● Job: Copy each line that contains the string "соответствии".

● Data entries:
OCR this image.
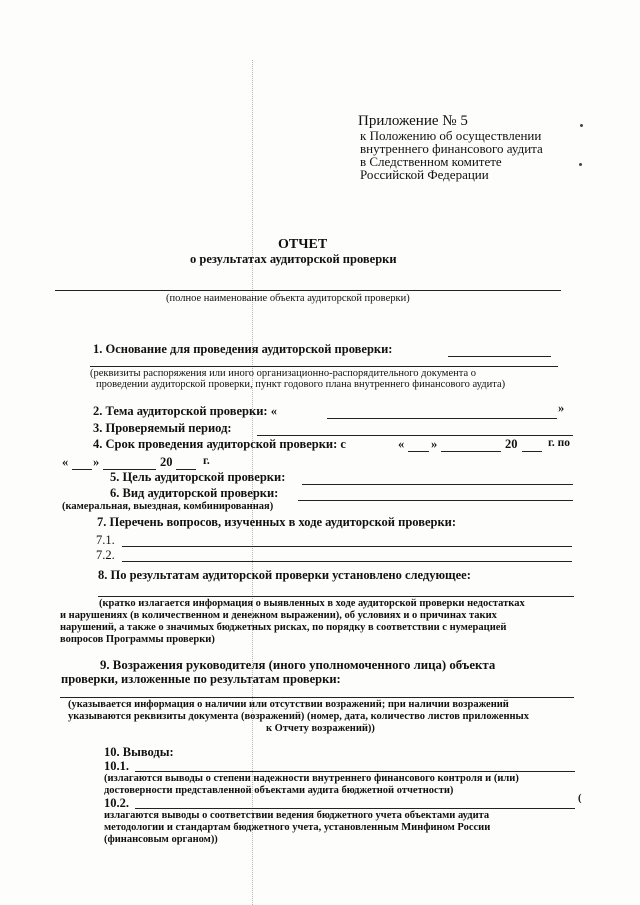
Приложение № 5
к Положению об осуществлении
внутреннего финансового аудита
в Следственном комитете
Российской Федерации
ОТЧЕТ
о результатах аудиторской проверки
(полное наименование объекта аудиторской проверки)
1. Основание для проведения аудиторской проверки:
(реквизиты распоряжения или иного организационно-распорядительного документа о
проведении аудиторской проверки, пункт годового плана внутреннего финансового аудита)
2. Тема аудиторской проверки: «	»
3. Проверяемый период:
4. Срок проведения аудиторской проверки: с	« »	20	г. по
« »	20	г.
5. Цель аудиторской проверки:
6. Вид аудиторской проверки:
(камеральная, выездная, комбинированная)
7. Перечень вопросов, изученных в ходе аудиторской проверки:
7.1.
7.2.
8. По результатам аудиторской проверки установлено следующее:
(кратко излагается информация о выявленных в ходе аудиторской проверки недостатках
и нарушениях (в количественном и денежном выражении), об условиях и о причинах таких
нарушений, а также о значимых бюджетных рисках, по порядку в соответствии с нумерацией
вопросов Программы проверки)
9. Возражения руководителя (иного уполномоченного лица) объекта
проверки, изложенные по результатам проверки:
(указывается информация о наличии или отсутствии возражений; при наличии возражений
указываются реквизиты документа (возражений) (номер, дата, количество листов приложенных
к Отчету возражений))
10. Выводы:
10.1.
(излагаются выводы о степени надежности внутреннего финансового контроля и (или)
достоверности представленной объектами аудита бюджетной отчетности)
10.2.	(
излагаются выводы о соответствии ведения бюджетного учета объектами аудита
методологии и стандартам бюджетного учета, установленным Минфином России
(финансовым органом))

● Answer to the task:
нарушений, а также о значимых бюджетных рисках, по порядку в соответствии с нумерацией
излагаются выводы о соответствии ведения бюджетного учета объектами аудита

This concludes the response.